- _Exercise data_:

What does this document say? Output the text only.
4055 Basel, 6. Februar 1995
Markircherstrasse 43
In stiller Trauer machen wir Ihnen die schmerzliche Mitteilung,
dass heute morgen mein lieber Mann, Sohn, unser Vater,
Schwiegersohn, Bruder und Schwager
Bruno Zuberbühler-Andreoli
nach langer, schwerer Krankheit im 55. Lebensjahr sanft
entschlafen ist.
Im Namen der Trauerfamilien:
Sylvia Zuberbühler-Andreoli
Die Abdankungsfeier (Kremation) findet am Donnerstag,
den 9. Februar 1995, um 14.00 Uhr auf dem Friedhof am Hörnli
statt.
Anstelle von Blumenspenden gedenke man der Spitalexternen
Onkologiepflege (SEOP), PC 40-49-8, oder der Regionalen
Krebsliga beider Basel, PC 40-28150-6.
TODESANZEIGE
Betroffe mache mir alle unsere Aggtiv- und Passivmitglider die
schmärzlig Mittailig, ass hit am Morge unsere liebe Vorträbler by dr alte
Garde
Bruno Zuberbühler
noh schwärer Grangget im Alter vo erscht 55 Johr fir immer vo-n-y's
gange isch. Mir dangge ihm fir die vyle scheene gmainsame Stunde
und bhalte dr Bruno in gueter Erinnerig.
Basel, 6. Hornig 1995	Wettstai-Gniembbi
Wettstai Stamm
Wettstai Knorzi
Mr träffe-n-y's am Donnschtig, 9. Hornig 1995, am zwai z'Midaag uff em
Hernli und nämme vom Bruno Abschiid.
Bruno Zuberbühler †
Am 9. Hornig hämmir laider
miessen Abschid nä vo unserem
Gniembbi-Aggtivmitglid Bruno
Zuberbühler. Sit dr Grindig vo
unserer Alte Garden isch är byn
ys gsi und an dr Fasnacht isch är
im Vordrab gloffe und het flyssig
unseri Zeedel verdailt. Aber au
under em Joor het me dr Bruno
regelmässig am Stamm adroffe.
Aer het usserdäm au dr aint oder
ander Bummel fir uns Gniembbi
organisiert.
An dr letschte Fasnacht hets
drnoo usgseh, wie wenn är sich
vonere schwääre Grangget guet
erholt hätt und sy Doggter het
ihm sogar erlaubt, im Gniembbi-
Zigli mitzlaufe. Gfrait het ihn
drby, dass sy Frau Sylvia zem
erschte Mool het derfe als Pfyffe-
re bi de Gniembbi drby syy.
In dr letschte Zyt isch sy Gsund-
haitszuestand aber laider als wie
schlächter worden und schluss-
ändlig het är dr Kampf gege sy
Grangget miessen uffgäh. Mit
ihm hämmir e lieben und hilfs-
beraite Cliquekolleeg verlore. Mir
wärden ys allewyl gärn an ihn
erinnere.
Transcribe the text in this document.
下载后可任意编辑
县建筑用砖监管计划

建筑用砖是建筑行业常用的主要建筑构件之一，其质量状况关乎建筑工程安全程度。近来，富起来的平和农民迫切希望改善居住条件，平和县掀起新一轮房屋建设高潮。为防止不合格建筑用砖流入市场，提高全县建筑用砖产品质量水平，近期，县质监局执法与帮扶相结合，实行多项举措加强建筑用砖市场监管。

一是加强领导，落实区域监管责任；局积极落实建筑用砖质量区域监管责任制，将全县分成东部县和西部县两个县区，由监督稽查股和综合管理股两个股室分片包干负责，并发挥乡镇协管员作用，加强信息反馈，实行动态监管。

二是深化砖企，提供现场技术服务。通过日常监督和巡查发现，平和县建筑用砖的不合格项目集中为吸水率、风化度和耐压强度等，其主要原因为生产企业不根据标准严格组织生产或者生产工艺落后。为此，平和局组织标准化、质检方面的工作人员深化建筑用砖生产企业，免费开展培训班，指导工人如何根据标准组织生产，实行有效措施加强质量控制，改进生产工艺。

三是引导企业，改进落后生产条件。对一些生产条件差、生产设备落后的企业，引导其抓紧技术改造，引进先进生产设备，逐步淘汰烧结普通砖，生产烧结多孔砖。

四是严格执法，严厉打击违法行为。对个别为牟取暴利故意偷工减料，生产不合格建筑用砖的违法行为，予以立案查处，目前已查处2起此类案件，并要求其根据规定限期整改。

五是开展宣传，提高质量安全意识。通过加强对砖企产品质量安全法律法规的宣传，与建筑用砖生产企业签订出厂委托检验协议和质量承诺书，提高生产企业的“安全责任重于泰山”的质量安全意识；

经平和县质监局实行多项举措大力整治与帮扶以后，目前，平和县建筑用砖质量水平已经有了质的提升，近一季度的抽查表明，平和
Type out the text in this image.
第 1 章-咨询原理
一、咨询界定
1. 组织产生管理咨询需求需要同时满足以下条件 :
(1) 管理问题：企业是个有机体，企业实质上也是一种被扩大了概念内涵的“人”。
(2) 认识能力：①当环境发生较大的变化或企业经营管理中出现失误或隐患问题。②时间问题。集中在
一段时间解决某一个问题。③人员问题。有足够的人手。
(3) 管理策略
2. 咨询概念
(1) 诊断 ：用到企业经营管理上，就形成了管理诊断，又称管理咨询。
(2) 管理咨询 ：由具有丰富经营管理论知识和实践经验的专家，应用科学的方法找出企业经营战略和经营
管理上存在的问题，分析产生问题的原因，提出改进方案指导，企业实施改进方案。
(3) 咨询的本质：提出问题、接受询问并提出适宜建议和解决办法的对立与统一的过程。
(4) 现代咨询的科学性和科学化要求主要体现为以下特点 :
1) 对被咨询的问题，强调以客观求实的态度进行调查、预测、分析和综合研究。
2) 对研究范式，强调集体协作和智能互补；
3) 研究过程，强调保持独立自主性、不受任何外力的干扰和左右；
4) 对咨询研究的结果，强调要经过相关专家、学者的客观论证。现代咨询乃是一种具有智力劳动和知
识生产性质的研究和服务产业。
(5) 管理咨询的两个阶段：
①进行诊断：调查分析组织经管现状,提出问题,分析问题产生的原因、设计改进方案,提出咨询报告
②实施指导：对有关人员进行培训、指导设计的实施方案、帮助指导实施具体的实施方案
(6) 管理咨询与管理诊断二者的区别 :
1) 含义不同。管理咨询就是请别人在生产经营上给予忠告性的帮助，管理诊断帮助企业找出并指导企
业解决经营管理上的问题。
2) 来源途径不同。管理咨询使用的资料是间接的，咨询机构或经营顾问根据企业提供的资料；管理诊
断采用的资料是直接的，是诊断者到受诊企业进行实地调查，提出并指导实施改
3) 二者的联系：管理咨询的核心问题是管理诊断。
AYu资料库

- _Written exercise_:
Pick out the lines above that hold the string "Andreoli" and show them.

- _Exercise result_:
Bruno Zuberbühler-Andreoli
Sylvia Zuberbühler-Andreoli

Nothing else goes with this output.